WRITTEN INSTRUCTION:
Where a line holds the string "MARQUEZ", return that line.

Saved entries:
--------------------------------

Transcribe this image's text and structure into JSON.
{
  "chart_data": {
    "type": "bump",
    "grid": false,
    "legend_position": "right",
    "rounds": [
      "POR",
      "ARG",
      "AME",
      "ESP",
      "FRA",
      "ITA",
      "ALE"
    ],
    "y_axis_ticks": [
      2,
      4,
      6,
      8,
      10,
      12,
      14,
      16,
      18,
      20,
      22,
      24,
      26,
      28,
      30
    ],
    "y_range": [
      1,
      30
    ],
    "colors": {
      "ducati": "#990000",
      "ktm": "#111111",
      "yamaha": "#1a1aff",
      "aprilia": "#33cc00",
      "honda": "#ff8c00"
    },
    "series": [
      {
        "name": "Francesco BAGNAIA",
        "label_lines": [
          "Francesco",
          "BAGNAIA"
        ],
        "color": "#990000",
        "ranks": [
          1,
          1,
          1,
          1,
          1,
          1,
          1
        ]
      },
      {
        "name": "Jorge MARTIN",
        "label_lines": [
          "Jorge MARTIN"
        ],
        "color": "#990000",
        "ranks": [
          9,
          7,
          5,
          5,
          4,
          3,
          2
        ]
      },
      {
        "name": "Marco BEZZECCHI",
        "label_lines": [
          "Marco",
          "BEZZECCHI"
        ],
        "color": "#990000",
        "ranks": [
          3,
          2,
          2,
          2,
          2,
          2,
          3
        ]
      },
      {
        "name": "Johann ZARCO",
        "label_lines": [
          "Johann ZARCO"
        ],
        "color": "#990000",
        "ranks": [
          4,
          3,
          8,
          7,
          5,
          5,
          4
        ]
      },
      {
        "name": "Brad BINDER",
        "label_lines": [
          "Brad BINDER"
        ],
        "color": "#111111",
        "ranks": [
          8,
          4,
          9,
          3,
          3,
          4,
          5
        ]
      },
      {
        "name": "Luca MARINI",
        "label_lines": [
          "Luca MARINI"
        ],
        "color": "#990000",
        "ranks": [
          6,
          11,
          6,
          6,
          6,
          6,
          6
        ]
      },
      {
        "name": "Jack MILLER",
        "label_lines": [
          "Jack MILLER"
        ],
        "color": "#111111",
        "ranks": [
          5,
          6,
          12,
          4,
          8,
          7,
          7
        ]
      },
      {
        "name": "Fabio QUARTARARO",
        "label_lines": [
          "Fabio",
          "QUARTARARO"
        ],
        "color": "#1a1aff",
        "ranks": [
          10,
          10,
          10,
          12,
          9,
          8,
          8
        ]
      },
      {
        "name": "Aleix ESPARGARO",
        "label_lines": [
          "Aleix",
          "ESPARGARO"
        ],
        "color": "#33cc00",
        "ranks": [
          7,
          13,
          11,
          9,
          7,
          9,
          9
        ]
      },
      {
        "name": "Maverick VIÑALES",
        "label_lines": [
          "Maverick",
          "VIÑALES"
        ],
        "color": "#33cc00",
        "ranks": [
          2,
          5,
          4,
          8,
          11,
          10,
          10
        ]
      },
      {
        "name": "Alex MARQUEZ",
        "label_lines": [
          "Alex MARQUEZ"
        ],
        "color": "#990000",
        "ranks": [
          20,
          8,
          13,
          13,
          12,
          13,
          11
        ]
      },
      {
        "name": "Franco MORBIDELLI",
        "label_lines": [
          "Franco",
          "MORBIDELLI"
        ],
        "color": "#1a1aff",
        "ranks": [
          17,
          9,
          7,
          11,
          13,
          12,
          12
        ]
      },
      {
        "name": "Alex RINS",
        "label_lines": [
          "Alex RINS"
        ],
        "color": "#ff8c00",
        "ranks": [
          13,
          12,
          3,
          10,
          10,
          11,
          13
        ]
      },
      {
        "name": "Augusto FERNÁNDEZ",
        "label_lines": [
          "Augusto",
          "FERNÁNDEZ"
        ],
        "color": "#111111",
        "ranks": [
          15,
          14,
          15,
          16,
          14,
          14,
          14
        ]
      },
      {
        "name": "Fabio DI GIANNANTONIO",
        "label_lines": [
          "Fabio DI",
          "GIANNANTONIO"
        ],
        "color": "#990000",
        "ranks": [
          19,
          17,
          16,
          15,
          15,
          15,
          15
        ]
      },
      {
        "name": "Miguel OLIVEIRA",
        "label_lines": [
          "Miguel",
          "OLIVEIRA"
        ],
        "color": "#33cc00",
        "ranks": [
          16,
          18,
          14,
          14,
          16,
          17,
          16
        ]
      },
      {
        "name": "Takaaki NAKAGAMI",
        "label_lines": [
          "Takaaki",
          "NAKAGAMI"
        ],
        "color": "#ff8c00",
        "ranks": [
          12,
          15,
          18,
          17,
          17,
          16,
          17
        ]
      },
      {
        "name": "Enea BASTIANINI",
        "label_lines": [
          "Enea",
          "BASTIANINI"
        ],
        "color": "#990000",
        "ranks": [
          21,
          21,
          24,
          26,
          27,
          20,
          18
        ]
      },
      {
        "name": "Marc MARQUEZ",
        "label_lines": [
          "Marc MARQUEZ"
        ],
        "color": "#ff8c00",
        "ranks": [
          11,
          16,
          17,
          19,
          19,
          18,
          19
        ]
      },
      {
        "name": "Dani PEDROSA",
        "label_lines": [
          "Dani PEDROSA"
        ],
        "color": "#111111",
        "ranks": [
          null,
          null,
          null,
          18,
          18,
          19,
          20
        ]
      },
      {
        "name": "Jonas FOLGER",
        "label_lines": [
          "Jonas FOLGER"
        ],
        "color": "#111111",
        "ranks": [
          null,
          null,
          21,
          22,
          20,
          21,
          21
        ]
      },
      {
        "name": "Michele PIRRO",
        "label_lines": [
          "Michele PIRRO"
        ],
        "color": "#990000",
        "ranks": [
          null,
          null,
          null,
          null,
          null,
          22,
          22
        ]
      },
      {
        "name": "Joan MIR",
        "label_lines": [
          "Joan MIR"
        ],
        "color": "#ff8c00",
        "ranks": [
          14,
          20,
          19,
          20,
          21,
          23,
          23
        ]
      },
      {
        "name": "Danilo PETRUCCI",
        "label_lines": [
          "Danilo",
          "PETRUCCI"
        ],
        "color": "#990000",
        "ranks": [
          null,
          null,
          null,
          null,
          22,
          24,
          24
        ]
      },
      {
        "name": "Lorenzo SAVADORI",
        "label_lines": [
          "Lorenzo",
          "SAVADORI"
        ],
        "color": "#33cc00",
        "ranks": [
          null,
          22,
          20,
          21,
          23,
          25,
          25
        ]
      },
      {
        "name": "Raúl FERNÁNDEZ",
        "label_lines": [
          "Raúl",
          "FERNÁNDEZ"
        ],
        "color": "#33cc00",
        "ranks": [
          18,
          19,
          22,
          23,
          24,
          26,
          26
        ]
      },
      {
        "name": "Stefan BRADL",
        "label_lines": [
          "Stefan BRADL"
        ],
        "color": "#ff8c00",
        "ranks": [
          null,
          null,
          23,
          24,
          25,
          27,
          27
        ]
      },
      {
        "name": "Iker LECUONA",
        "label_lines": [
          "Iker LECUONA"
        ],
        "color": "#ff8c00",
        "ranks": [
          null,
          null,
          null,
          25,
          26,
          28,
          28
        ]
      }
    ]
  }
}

--------------------------------

EXPECTED ANSWER:
        "name": "Alex MARQUEZ",
          "Alex MARQUEZ"
        "name": "Marc MARQUEZ",
          "Marc MARQUEZ"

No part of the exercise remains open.